## Records supplied
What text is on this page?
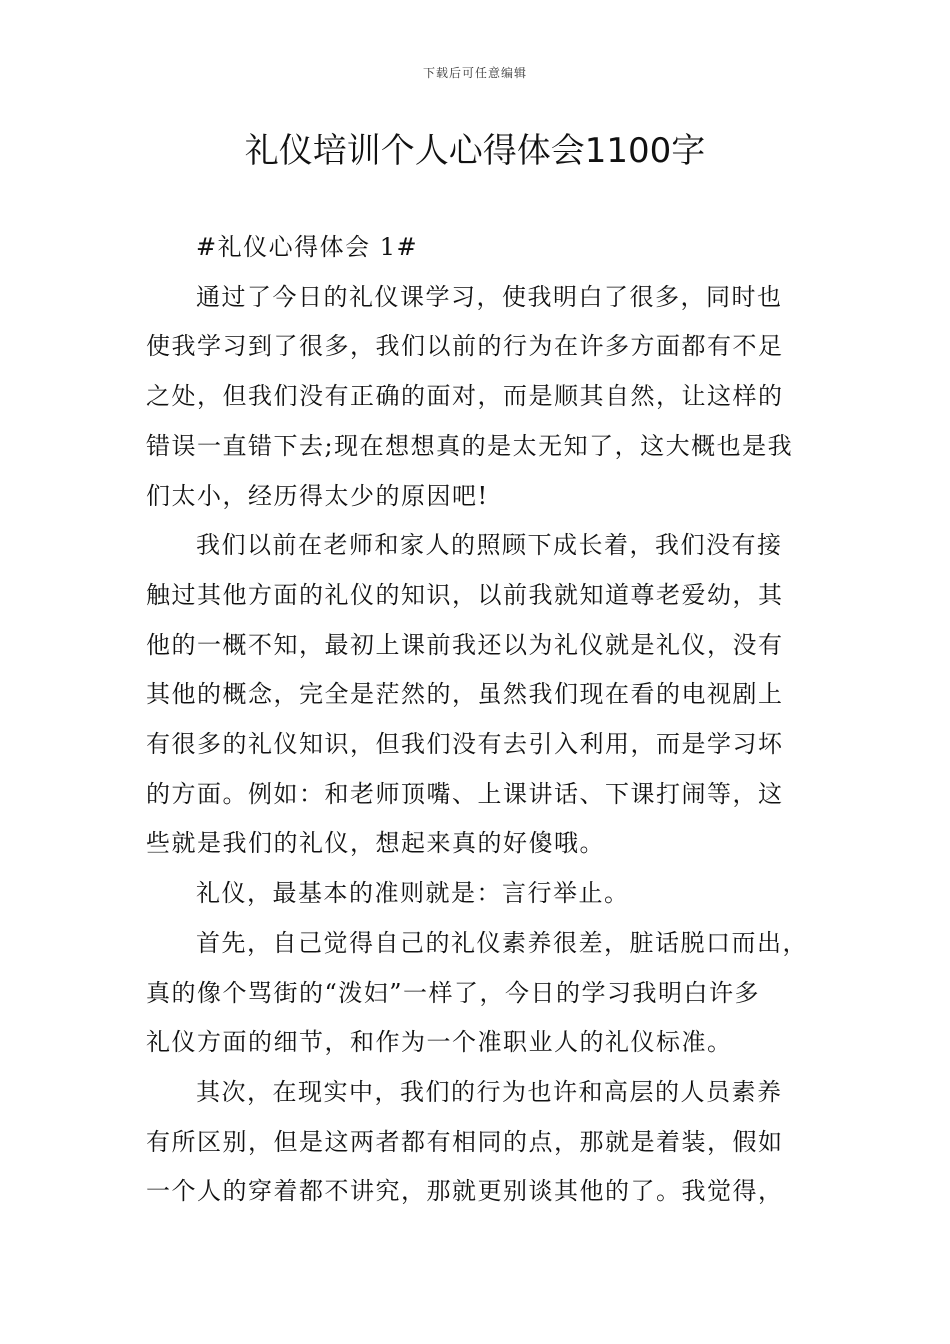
下载后可任意编辑
礼仪培训个人心得体会1100字

#礼仪心得体会 1#

通过了今日的礼仪课学习，使我明白了很多，同时也
使我学习到了很多，我们以前的行为在许多方面都有不足
之处，但我们没有正确的面对，而是顺其自然，让这样的
错误一直错下去;现在想想真的是太无知了，这大概也是我
们太小，经历得太少的原因吧!

我们以前在老师和家人的照顾下成长着，我们没有接
触过其他方面的礼仪的知识，以前我就知道尊老爱幼，其
他的一概不知，最初上课前我还以为礼仪就是礼仪，没有
其他的概念，完全是茫然的，虽然我们现在看的电视剧上
有很多的礼仪知识，但我们没有去引入利用，而是学习坏
的方面。例如：和老师顶嘴、上课讲话、下课打闹等，这
些就是我们的礼仪，想起来真的好傻哦。

礼仪，最基本的准则就是：言行举止。

首先，自己觉得自己的礼仪素养很差，脏话脱口而出，
真的像个骂街的“泼妇”一样了，今日的学习我明白许多
礼仪方面的细节，和作为一个准职业人的礼仪标准。

其次，在现实中，我们的行为也许和高层的人员素养
有所区别，但是这两者都有相同的点，那就是着装，假如
一个人的穿着都不讲究，那就更别谈其他的了。我觉得，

## Problem to work on
Copy every record above exactly, leaving out the pictures.

## Task output
What text is on this page?
下载后可任意编辑
礼仪培训个人心得体会1100字

#礼仪心得体会 1#

通过了今日的礼仪课学习，使我明白了很多，同时也
使我学习到了很多，我们以前的行为在许多方面都有不足
之处，但我们没有正确的面对，而是顺其自然，让这样的
错误一直错下去;现在想想真的是太无知了，这大概也是我
们太小，经历得太少的原因吧!

我们以前在老师和家人的照顾下成长着，我们没有接
触过其他方面的礼仪的知识，以前我就知道尊老爱幼，其
他的一概不知，最初上课前我还以为礼仪就是礼仪，没有
其他的概念，完全是茫然的，虽然我们现在看的电视剧上
有很多的礼仪知识，但我们没有去引入利用，而是学习坏
的方面。例如：和老师顶嘴、上课讲话、下课打闹等，这
些就是我们的礼仪，想起来真的好傻哦。

礼仪，最基本的准则就是：言行举止。

首先，自己觉得自己的礼仪素养很差，脏话脱口而出，
真的像个骂街的“泼妇”一样了，今日的学习我明白许多
礼仪方面的细节，和作为一个准职业人的礼仪标准。

其次，在现实中，我们的行为也许和高层的人员素养
有所区别，但是这两者都有相同的点，那就是着装，假如
一个人的穿着都不讲究，那就更别谈其他的了。我觉得，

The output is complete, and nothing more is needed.